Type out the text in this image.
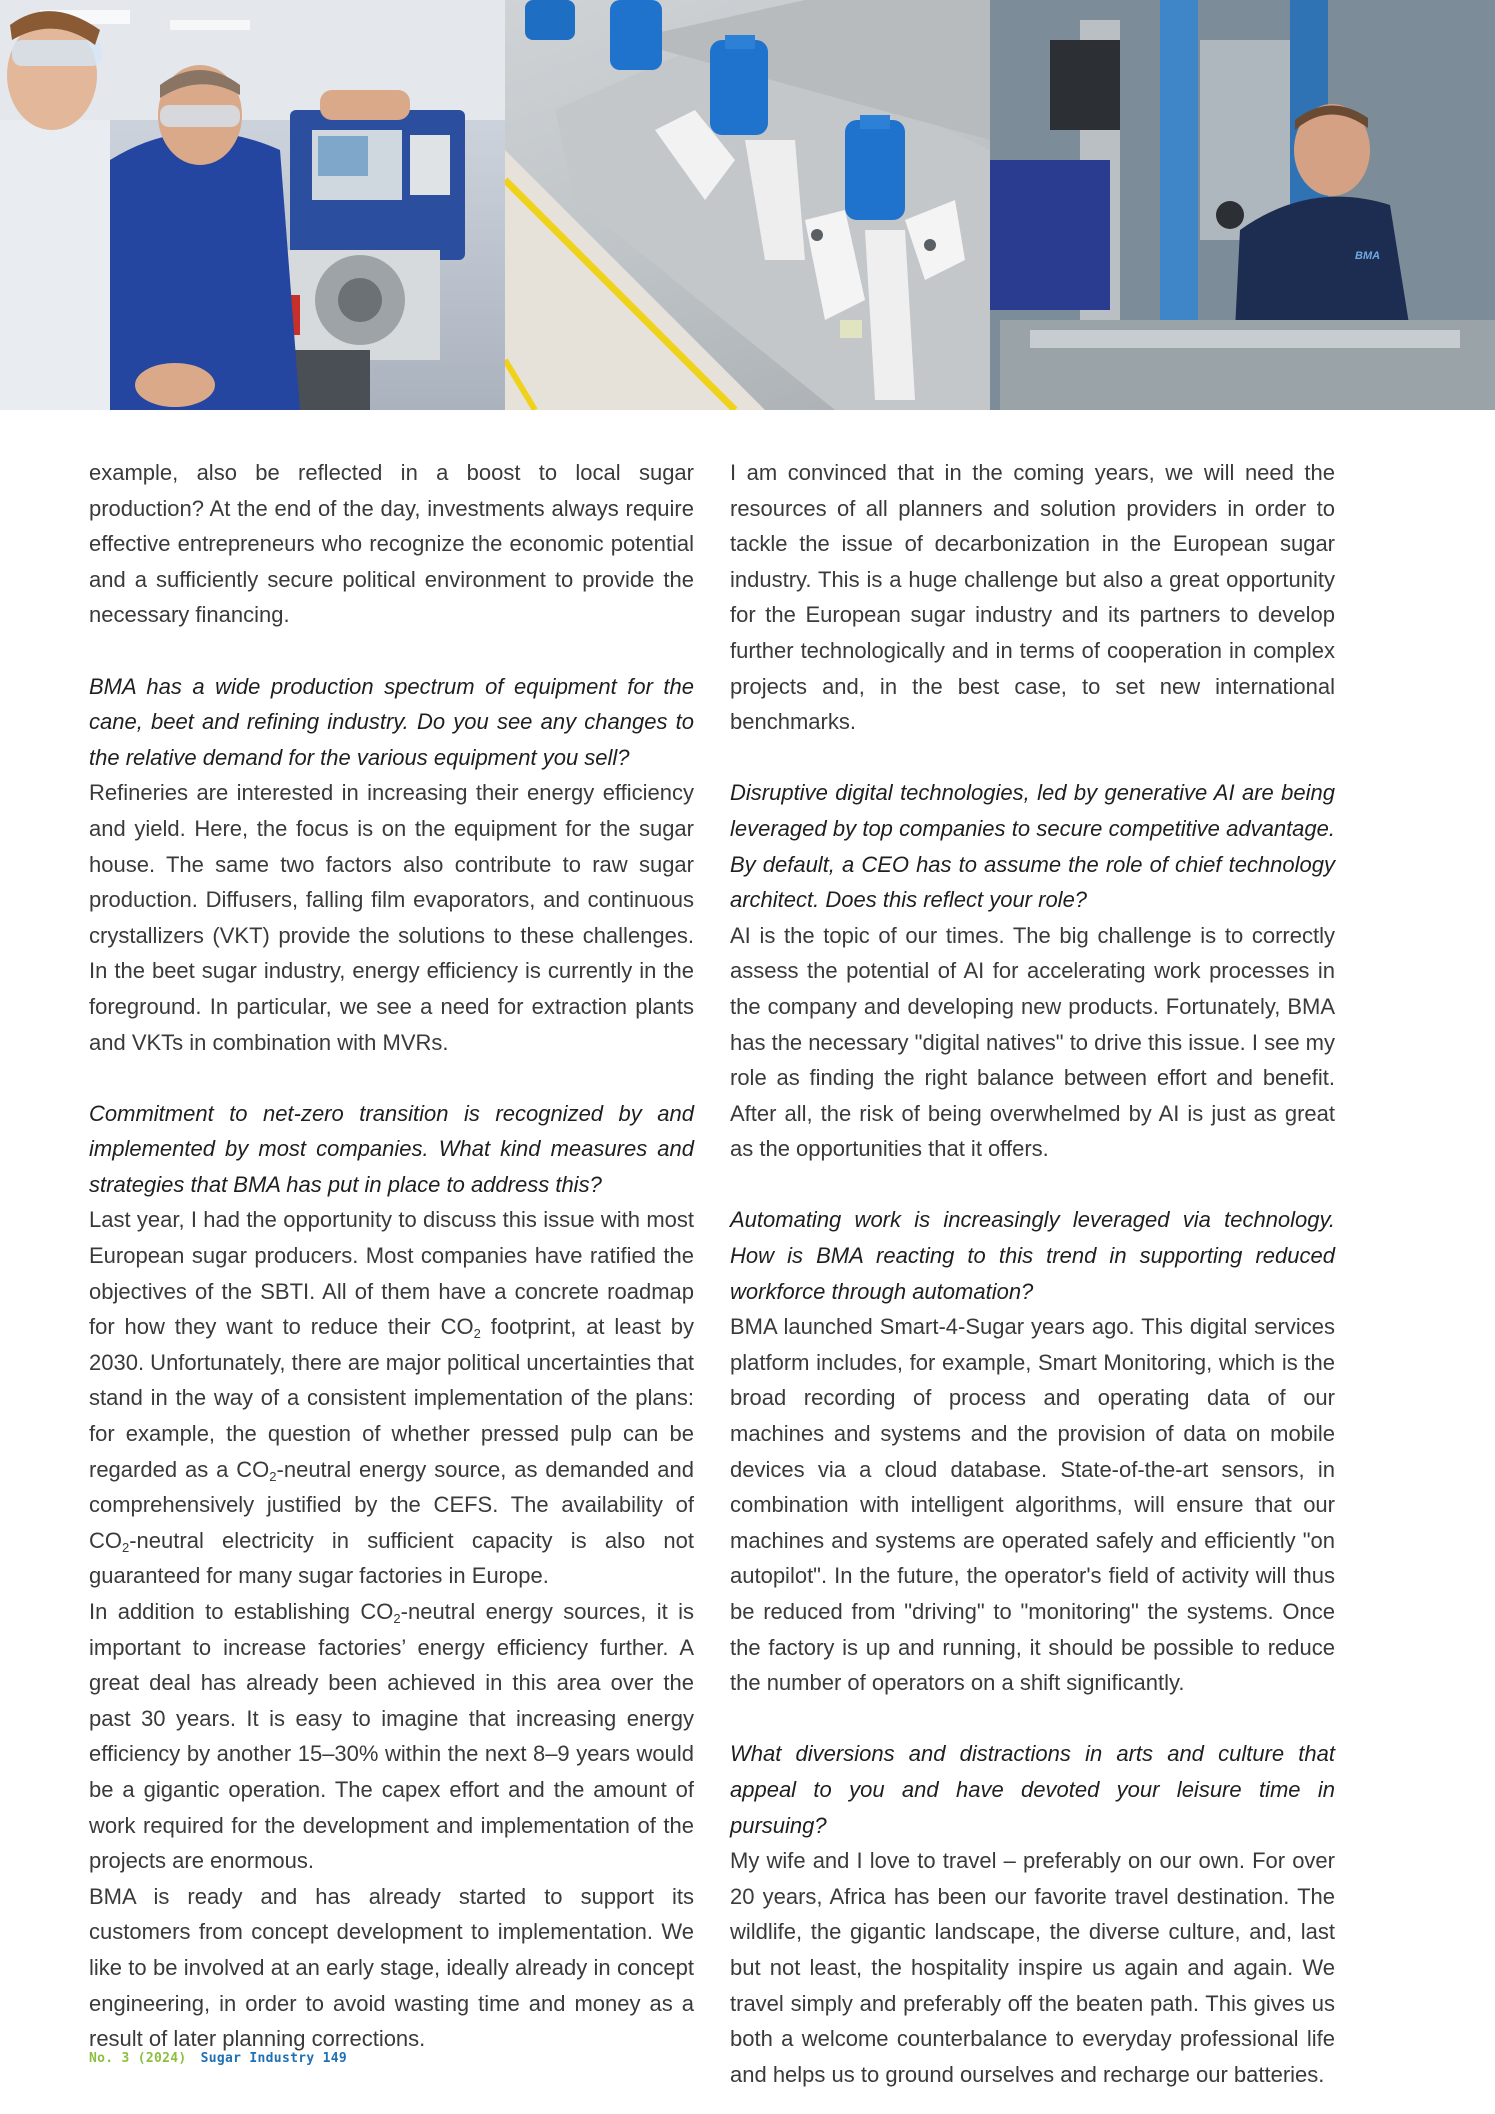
BMA

example, also be reflected in a boost to local sugar production? At the end of the day, investments always require effective entrepreneurs who recognize the economic potential and a sufficiently secure political environment to provide the necessary financing.

BMA has a wide production spectrum of equipment for the cane, beet and refining industry. Do you see any changes to the relative demand for the various equipment you sell?

Refineries are interested in increasing their energy efficiency and yield. Here, the focus is on the equipment for the sugar house. The same two factors also contribute to raw sugar production. Diffusers, falling film evaporators, and continuous crystallizers (VKT) provide the solutions to these challenges. In the beet sugar industry, energy efficiency is currently in the foreground. In particular, we see a need for extraction plants and VKTs in combination with MVRs.

Commitment to net-zero transition is recognized by and implemented by most companies. What kind measures and strategies that BMA has put in place to address this?

Last year, I had the opportunity to discuss this issue with most European sugar producers. Most companies have ratified the objectives of the SBTI. All of them have a concrete roadmap for how they want to reduce their $CO_2$ footprint, at least by 2030. Unfortunately, there are major political uncertainties that stand in the way of a consistent implementation of the plans: for example, the question of whether pressed pulp can be regarded as a $CO_2$-neutral energy source, as demanded and comprehensively justified by the CEFS. The availability of $CO_2$-neutral electricity in sufficient capacity is also not guaranteed for many sugar factories in Europe.

In addition to establishing $CO_2$-neutral energy sources, it is important to increase factories’ energy efficiency further. A great deal has already been achieved in this area over the past 30 years. It is easy to imagine that increasing energy efficiency by another 15–30% within the next 8–9 years would be a gigantic operation. The capex effort and the amount of work required for the development and implementation of the projects are enormous.

BMA is ready and has already started to support its customers from concept development to implementation. We like to be involved at an early stage, ideally already in concept engineering, in order to avoid wasting time and money as a result of later planning corrections.

I am convinced that in the coming years, we will need the resources of all planners and solution providers in order to tackle the issue of decarbonization in the European sugar industry. This is a huge challenge but also a great opportunity for the European sugar industry and its partners to develop further technologically and in terms of cooperation in complex projects and, in the best case, to set new international benchmarks.

Disruptive digital technologies, led by generative AI are being leveraged by top companies to secure competitive advantage. By default, a CEO has to assume the role of chief technology architect. Does this reflect your role?

AI is the topic of our times. The big challenge is to correctly assess the potential of AI for accelerating work processes in the company and developing new products. Fortunately, BMA has the necessary "digital natives" to drive this issue. I see my role as finding the right balance between effort and benefit. After all, the risk of being overwhelmed by AI is just as great as the opportunities that it offers.

Automating work is increasingly leveraged via technology. How is BMA reacting to this trend in supporting reduced workforce through automation?

BMA launched Smart-4-Sugar years ago. This digital services platform includes, for example, Smart Monitoring, which is the broad recording of process and operating data of our machines and systems and the provision of data on mobile devices via a cloud database. State-of-the-art sensors, in combination with intelligent algorithms, will ensure that our machines and systems are operated safely and efficiently "on autopilot". In the future, the operator's field of activity will thus be reduced from "driving" to "monitoring" the systems. Once the factory is up and running, it should be possible to reduce the number of operators on a shift significantly.

What diversions and distractions in arts and culture that appeal to you and have devoted your leisure time in pursuing?

My wife and I love to travel – preferably on our own. For over 20 years, Africa has been our favorite travel destination. The wildlife, the gigantic landscape, the diverse culture, and, last but not least, the hospitality inspire us again and again. We travel simply and preferably off the beaten path. This gives us both a welcome counterbalance to everyday professional life and helps us to ground ourselves and recharge our batteries.

No. 3 (2024) Sugar Industry 149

:: What you should do ::
Count the lines of these entries that hold the string "secure", and give only that number.

:: Answer to the task ::
2